Look through the material below. Copy every line with the string "ilmaistaan" in it.

>> begin DATA FOR THIS TASK

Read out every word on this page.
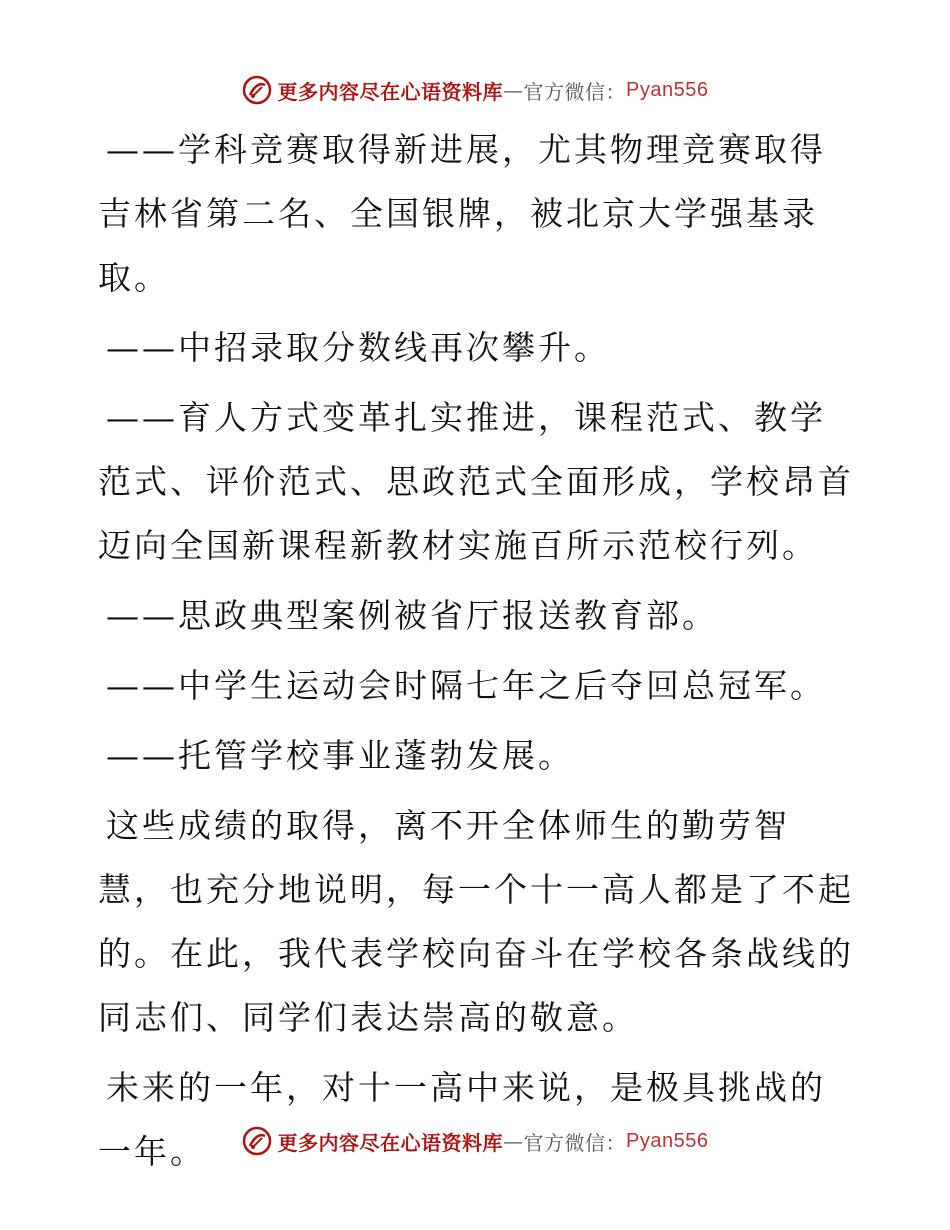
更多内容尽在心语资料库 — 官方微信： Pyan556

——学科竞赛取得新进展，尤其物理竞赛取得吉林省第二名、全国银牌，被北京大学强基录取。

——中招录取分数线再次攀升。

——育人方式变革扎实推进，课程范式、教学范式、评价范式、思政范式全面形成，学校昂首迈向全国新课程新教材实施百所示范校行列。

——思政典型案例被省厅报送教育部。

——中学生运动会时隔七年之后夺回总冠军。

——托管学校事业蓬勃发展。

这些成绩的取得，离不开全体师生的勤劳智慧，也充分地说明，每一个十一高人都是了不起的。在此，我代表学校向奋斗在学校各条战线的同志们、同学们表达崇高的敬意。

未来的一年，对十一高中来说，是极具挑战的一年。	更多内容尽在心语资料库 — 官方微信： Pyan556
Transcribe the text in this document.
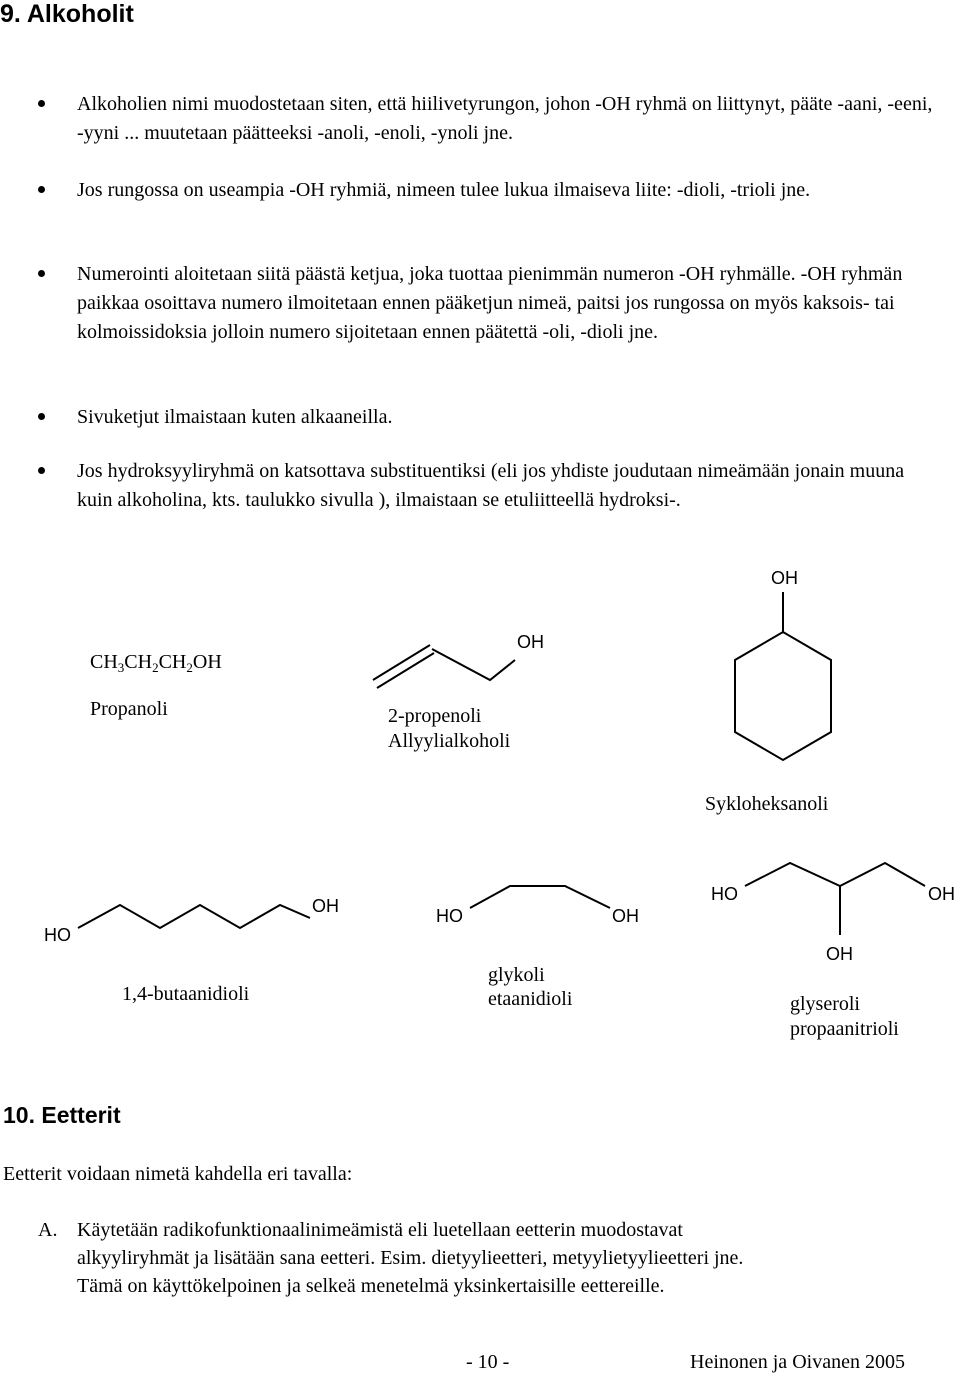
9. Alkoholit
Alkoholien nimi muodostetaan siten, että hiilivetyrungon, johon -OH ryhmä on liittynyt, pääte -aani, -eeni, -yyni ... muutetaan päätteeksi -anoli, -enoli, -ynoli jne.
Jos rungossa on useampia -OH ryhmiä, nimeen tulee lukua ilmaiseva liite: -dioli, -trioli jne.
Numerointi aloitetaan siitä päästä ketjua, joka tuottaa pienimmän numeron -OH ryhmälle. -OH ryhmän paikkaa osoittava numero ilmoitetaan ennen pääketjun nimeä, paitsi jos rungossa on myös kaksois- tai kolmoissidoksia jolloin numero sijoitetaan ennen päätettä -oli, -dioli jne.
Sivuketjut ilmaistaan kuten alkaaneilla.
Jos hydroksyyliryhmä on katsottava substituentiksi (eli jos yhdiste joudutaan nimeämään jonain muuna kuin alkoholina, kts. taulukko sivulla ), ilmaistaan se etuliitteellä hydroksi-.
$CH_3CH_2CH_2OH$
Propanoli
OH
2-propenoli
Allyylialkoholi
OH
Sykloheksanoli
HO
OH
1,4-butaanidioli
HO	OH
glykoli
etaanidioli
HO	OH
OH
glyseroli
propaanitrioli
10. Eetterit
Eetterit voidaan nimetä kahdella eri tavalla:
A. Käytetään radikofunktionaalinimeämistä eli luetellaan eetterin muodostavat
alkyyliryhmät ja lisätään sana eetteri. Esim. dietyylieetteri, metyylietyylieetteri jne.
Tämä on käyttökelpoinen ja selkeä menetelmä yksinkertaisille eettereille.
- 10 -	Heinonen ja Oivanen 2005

>> end DATA FOR THIS TASK
>> begin DATA FOR THIS TASK

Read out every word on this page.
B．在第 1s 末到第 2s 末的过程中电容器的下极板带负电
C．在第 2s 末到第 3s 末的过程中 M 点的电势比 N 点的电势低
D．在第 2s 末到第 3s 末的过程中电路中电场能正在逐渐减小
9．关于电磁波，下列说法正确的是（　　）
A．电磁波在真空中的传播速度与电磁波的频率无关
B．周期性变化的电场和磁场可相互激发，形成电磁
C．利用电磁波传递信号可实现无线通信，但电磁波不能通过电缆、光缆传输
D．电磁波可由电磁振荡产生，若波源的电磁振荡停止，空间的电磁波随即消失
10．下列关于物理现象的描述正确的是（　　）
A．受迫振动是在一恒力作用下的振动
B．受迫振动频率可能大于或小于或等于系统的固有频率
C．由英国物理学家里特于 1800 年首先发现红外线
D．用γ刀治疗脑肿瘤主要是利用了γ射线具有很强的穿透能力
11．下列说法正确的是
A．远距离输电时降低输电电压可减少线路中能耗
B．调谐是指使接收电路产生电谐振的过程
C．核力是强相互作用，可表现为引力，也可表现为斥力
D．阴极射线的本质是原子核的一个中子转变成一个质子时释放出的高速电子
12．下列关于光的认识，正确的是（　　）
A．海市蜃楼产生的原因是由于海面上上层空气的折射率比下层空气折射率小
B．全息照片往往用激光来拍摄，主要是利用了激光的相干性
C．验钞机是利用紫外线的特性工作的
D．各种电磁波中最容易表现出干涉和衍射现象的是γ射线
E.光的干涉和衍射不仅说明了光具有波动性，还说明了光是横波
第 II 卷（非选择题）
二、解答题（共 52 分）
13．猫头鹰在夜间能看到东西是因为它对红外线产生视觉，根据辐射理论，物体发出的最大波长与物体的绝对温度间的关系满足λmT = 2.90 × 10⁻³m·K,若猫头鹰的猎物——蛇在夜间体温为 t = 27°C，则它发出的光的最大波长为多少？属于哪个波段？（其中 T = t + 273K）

>> end DATA FOR THIS TASK

COMPLETE ANSWER.
Sivuketjut ilmaistaan kuten alkaaneilla.
Jos hydroksyyliryhmä on katsottava substituentiksi (eli jos yhdiste joudutaan nimeämään jonain muuna kuin alkoholina, kts. taulukko sivulla ), ilmaistaan se etuliitteellä hydroksi-.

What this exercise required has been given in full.